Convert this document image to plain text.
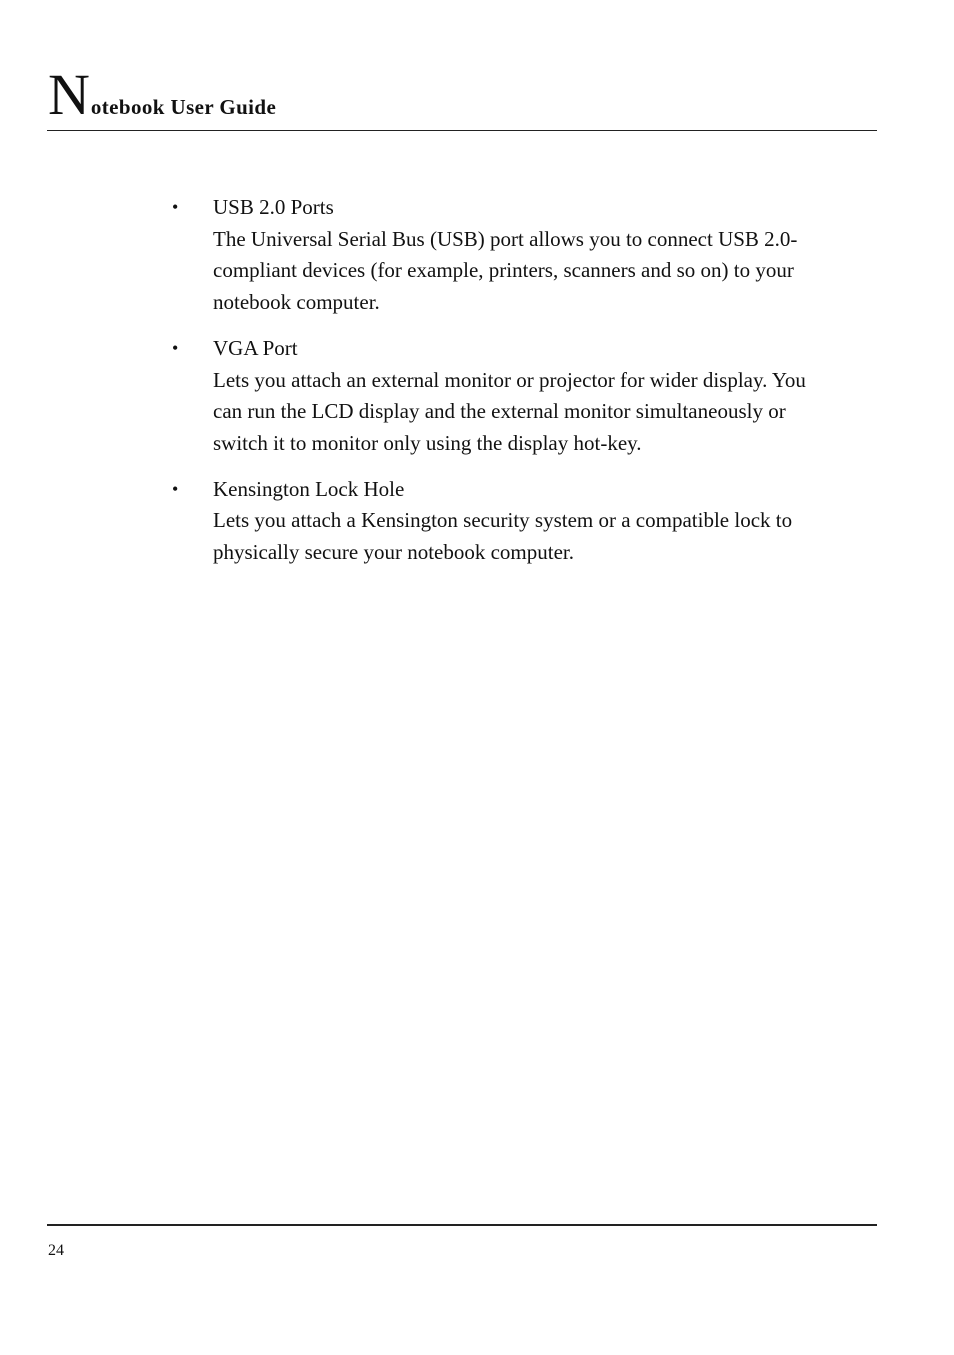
Notebook User Guide
• USB 2.0 Ports
The Universal Serial Bus (USB) port allows you to connect USB 2.0-
compliant devices (for example, printers, scanners and so on) to your
notebook computer.
• VGA Port
Lets you attach an external monitor or projector for wider display. You
can run the LCD display and the external monitor simultaneously or
switch it to monitor only using the display hot-key.
• Kensington Lock Hole
Lets you attach a Kensington security system or a compatible lock to
physically secure your notebook computer.
24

★ ★ ★ ★ ★

What is expected: Out of the material above, select every line that holds the string "monitor".

Answer to this problem:
Lets you attach an external monitor or projector for wider display. You
can run the LCD display and the external monitor simultaneously or
switch it to monitor only using the display hot-key.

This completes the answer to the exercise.